PROBLEM REQUIREMENTS:
Extract every line in the records below that contains the string "time", treating uppercase and lowercase as distinct.
═══ RECORDS TO USE ═══
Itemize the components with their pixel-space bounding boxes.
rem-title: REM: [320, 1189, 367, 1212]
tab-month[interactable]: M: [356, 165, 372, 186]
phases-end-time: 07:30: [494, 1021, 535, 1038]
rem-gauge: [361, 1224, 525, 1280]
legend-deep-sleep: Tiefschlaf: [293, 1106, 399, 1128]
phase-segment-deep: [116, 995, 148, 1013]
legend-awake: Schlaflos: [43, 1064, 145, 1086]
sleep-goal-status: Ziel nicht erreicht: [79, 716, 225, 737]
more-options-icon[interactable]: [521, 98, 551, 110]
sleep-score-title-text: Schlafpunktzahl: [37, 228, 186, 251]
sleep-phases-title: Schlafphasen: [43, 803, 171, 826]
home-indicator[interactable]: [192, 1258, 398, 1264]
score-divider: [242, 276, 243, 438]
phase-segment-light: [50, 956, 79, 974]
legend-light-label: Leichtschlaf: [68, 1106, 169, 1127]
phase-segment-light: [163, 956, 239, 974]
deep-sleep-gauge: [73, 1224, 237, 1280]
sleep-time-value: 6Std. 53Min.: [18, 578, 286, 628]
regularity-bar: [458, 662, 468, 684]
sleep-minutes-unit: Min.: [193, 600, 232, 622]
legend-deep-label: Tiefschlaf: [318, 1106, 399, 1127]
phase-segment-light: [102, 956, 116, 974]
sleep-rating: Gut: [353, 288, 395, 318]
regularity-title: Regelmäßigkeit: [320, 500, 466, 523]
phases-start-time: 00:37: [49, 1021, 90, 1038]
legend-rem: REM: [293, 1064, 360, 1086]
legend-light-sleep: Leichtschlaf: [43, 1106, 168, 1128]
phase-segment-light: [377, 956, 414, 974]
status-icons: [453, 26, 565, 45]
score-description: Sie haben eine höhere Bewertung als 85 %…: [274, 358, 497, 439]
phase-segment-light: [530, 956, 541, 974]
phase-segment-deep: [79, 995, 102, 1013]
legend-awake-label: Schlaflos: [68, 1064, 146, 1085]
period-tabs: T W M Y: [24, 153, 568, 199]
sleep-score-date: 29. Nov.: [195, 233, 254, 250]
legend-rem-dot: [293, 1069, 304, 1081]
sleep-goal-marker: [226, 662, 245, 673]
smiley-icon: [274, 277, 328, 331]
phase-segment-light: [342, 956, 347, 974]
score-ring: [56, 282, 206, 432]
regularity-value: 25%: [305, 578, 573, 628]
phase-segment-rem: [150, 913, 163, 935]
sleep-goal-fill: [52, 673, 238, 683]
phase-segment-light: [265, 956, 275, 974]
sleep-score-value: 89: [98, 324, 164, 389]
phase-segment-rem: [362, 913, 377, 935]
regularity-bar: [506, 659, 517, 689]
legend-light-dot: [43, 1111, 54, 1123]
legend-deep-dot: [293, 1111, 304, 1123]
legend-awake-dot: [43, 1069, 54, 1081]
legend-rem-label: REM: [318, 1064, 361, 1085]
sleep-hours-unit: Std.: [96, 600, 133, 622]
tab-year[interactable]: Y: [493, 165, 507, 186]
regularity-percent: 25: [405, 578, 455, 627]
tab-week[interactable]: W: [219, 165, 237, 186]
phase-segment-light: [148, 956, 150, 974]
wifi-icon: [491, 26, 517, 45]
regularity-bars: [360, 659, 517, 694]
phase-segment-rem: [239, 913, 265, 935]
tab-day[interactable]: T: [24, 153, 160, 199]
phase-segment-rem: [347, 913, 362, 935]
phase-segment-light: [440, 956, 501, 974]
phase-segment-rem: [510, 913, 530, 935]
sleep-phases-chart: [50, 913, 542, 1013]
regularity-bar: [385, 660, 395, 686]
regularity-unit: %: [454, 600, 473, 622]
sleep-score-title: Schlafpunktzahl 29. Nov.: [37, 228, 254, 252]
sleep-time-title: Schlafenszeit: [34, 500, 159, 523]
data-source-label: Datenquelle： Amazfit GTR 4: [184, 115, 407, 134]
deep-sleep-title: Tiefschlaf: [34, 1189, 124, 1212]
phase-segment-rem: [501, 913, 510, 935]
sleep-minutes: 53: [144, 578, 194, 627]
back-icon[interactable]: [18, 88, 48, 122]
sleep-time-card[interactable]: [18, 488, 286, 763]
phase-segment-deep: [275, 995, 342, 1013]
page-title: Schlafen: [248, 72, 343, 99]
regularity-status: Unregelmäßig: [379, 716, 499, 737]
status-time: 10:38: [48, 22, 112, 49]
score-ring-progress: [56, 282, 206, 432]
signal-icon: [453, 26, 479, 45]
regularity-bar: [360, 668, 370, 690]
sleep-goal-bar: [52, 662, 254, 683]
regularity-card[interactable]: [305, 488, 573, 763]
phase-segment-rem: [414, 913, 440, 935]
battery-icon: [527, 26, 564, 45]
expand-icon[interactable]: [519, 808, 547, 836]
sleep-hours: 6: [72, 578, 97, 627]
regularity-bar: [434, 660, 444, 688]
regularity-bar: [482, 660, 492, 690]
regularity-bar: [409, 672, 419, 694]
═══
CORRECT RESPONSE:
phases-end-time: 07:30: [494, 1021, 535, 1038]
sleep-time-value: 6Std. 53Min.: [18, 578, 286, 628]
phases-start-time: 00:37: [49, 1021, 90, 1038]
sleep-time-title: Schlafenszeit: [34, 500, 159, 523]
sleep-time-card[interactable]: [18, 488, 286, 763]
status-time: 10:38: [48, 22, 112, 49]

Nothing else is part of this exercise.